WORK TO DO:
Lay out every line of the records below as a Markdown table with two columns, Row and Line. Number the rows in order and leave out blank lines.

MATERIALS PROVIDED:
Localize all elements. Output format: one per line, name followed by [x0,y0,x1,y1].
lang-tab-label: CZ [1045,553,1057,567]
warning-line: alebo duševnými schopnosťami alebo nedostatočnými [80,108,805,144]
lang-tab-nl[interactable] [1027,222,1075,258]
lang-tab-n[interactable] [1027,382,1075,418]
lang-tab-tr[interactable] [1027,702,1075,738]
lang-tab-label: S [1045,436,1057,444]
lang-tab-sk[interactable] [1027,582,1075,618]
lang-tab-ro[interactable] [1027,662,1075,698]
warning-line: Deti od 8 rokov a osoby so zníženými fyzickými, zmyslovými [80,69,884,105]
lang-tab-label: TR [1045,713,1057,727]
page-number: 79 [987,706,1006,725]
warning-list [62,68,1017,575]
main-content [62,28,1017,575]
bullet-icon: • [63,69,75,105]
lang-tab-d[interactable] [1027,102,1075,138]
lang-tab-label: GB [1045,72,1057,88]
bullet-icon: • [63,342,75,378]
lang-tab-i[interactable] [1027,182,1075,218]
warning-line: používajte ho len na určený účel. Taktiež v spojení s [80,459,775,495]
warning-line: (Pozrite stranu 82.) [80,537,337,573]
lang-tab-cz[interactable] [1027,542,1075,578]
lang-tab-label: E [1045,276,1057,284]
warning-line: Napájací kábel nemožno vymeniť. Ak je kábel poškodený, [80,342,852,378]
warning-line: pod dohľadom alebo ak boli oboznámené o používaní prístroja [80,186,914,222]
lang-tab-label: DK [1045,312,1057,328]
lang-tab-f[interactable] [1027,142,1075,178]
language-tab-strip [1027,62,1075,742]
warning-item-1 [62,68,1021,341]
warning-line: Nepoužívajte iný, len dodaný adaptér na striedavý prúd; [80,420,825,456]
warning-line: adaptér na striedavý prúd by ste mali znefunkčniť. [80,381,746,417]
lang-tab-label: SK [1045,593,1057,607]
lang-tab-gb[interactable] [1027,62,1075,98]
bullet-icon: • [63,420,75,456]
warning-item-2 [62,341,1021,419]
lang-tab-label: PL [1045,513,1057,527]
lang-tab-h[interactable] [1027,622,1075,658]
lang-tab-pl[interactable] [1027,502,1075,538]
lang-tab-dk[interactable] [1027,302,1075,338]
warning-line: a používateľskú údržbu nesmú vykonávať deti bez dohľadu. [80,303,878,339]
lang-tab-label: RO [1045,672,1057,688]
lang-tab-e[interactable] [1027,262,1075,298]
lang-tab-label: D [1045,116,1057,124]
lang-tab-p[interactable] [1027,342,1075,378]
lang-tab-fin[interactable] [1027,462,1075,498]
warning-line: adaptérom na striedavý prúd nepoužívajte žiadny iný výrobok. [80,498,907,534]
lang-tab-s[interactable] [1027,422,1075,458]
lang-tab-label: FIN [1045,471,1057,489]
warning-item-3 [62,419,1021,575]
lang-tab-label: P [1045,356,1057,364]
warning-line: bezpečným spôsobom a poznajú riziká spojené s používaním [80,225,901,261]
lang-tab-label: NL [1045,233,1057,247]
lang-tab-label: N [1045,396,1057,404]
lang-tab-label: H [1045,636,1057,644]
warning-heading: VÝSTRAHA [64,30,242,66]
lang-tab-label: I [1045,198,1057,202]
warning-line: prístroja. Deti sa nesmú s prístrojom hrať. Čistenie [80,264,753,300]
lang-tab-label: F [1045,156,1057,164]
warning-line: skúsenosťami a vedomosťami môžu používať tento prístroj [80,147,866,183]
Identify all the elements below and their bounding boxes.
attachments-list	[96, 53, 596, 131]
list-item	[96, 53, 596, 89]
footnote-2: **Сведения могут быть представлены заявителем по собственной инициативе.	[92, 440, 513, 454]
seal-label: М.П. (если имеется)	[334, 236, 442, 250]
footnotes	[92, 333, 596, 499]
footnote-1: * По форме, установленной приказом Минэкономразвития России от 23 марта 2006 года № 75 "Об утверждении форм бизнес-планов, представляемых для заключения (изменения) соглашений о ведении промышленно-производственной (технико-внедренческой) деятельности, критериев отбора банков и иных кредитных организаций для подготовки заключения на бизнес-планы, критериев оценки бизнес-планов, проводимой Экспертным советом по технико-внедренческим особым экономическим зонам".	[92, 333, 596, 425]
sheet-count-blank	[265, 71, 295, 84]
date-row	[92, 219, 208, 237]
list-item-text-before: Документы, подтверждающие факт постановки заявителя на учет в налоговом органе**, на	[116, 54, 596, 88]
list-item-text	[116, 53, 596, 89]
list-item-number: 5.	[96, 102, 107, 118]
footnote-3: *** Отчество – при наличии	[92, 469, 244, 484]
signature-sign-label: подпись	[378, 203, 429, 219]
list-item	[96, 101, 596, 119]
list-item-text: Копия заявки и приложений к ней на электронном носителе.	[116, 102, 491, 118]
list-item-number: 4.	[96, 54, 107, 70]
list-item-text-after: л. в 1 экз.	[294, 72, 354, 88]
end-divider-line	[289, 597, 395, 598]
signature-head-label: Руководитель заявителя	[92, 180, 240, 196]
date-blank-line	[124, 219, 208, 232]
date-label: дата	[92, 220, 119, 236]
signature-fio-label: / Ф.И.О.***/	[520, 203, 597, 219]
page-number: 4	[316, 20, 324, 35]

TASK SOLUTION:
| Row | Line |
|---|---|
| 1 | Localize all elements. Output format: one per line, name followed by [x0,y0,x1,y1]. |
| 2 | lang-tab-label: CZ [1045,553,1057,567] |
| 3 | warning-line: alebo duševnými schopnosťami alebo nedostatočnými [80,108,805,144] |
| 4 | lang-tab-nl[interactable] [1027,222,1075,258] |
| 5 | lang-tab-n[interactable] [1027,382,1075,418] |
| 6 | lang-tab-tr[interactable] [1027,702,1075,738] |
| 7 | lang-tab-label: S [1045,436,1057,444] |
| 8 | lang-tab-sk[interactable] [1027,582,1075,618] |
| 9 | lang-tab-ro[interactable] [1027,662,1075,698] |
| 10 | warning-line: Deti od 8 rokov a osoby so zníženými fyzickými, zmyslovými [80,69,884,105] |
| 11 | lang-tab-label: TR [1045,713,1057,727] |
| 12 | page-number: 79 [987,706,1006,725] |
| 13 | warning-list [62,68,1017,575] |
| 14 | main-content [62,28,1017,575] |
| 15 | bullet-icon: • [63,69,75,105] |
| 16 | lang-tab-d[interactable] [1027,102,1075,138] |
| 17 | lang-tab-label: GB [1045,72,1057,88] |
| 18 | bullet-icon: • [63,342,75,378] |
| 19 | lang-tab-i[interactable] [1027,182,1075,218] |
| 20 | warning-line: používajte ho len na určený účel. Taktiež v spojení s [80,459,775,495] |
| 21 | warning-line: (Pozrite stranu 82.) [80,537,337,573] |
| 22 | lang-tab-cz[interactable] [1027,542,1075,578] |
| 23 | lang-tab-label: E [1045,276,1057,284] |
| 24 | warning-line: Napájací kábel nemožno vymeniť. Ak je kábel poškodený, [80,342,852,378] |
| 25 | warning-line: pod dohľadom alebo ak boli oboznámené o používaní prístroja [80,186,914,222] |
| 26 | lang-tab-label: DK [1045,312,1057,328] |
| 27 | lang-tab-f[interactable] [1027,142,1075,178] |
| 28 | language-tab-strip [1027,62,1075,742] |
| 29 | warning-item-1 [62,68,1021,341] |
| 30 | warning-line: Nepoužívajte iný, len dodaný adaptér na striedavý prúd; [80,420,825,456] |
| 31 | warning-line: adaptér na striedavý prúd by ste mali znefunkčniť. [80,381,746,417] |
| 32 | lang-tab-label: SK [1045,593,1057,607] |
| 33 | lang-tab-gb[interactable] [1027,62,1075,98] |
| 34 | bullet-icon: • [63,420,75,456] |
| 35 | warning-item-2 [62,341,1021,419] |
| 36 | lang-tab-label: PL [1045,513,1057,527] |
| 37 | lang-tab-h[interactable] [1027,622,1075,658] |
| 38 | lang-tab-pl[interactable] [1027,502,1075,538] |
| 39 | lang-tab-dk[interactable] [1027,302,1075,338] |
| 40 | warning-line: a používateľskú údržbu nesmú vykonávať deti bez dohľadu. [80,303,878,339] |
| 41 | lang-tab-label: RO [1045,672,1057,688] |
| 42 | lang-tab-e[interactable] [1027,262,1075,298] |
| 43 | lang-tab-label: D [1045,116,1057,124] |
| 44 | lang-tab-p[interactable] [1027,342,1075,378] |
| 45 | lang-tab-fin[interactable] [1027,462,1075,498] |
| 46 | warning-line: adaptérom na striedavý prúd nepoužívajte žiadny iný výrobok. [80,498,907,534] |
| 47 | lang-tab-s[interactable] [1027,422,1075,458] |
| 48 | lang-tab-label: FIN [1045,471,1057,489] |
| 49 | warning-item-3 [62,419,1021,575] |
| 50 | lang-tab-label: P [1045,356,1057,364] |
| 51 | warning-line: bezpečným spôsobom a poznajú riziká spojené s používaním [80,225,901,261] |
| 52 | lang-tab-label: NL [1045,233,1057,247] |
| 53 | lang-tab-label: N [1045,396,1057,404] |
| 54 | lang-tab-label: H [1045,636,1057,644] |
| 55 | warning-heading: VÝSTRAHA [64,30,242,66] |
| 56 | lang-tab-label: I [1045,198,1057,202] |
| 57 | warning-line: prístroja. Deti sa nesmú s prístrojom hrať. Čistenie [80,264,753,300] |
| 58 | lang-tab-label: F [1045,156,1057,164] |
| 59 | warning-line: skúsenosťami a vedomosťami môžu používať tento prístroj [80,147,866,183] |
| 60 | Identify all the elements below and their bounding boxes. |
| 61 | attachments-list	[96, 53, 596, 131] |
| 62 | list-item	[96, 53, 596, 89] |
| 63 | footnote-2: **Сведения могут быть представлены заявителем по собственной инициативе.	[92, 440, 513, 454] |
| 64 | seal-label: М.П. (если имеется)	[334, 236, 442, 250] |
| 65 | footnotes	[92, 333, 596, 499] |
| 66 | footnote-1: * По форме, установленной приказом Минэкономразвития России от 23 марта 2006 года № 75 "Об утверждении форм бизнес-планов, представляемых для заключения (изменения) соглашений о ведении промышленно-производственной (технико-внедренческой) деятельности, критериев отбора банков и иных кредитных организаций для подготовки заключения на бизнес-планы, критериев оценки бизнес-планов, проводимой Экспертным советом по технико-внедренческим особым экономическим зонам".	[92, 333, 596, 425] |
| 67 | sheet-count-blank	[265, 71, 295, 84] |
| 68 | date-row	[92, 219, 208, 237] |
| 69 | list-item-text-before: Документы, подтверждающие факт постановки заявителя на учет в налоговом органе**, на	[116, 54, 596, 88] |
| 70 | list-item-text	[116, 53, 596, 89] |
| 71 | list-item-number: 5.	[96, 102, 107, 118] |
| 72 | footnote-3: *** Отчество – при наличии	[92, 469, 244, 484] |
| 73 | signature-sign-label: подпись	[378, 203, 429, 219] |
| 74 | list-item	[96, 101, 596, 119] |
| 75 | list-item-text: Копия заявки и приложений к ней на электронном носителе.	[116, 102, 491, 118] |
| 76 | list-item-number: 4.	[96, 54, 107, 70] |
| 77 | list-item-text-after: л. в 1 экз.	[294, 72, 354, 88] |
| 78 | end-divider-line	[289, 597, 395, 598] |
| 79 | signature-head-label: Руководитель заявителя	[92, 180, 240, 196] |
| 80 | date-blank-line	[124, 219, 208, 232] |
| 81 | date-label: дата	[92, 220, 119, 236] |
| 82 | signature-fio-label: / Ф.И.О.***/	[520, 203, 597, 219] |
| 83 | page-number: 4	[316, 20, 324, 35] |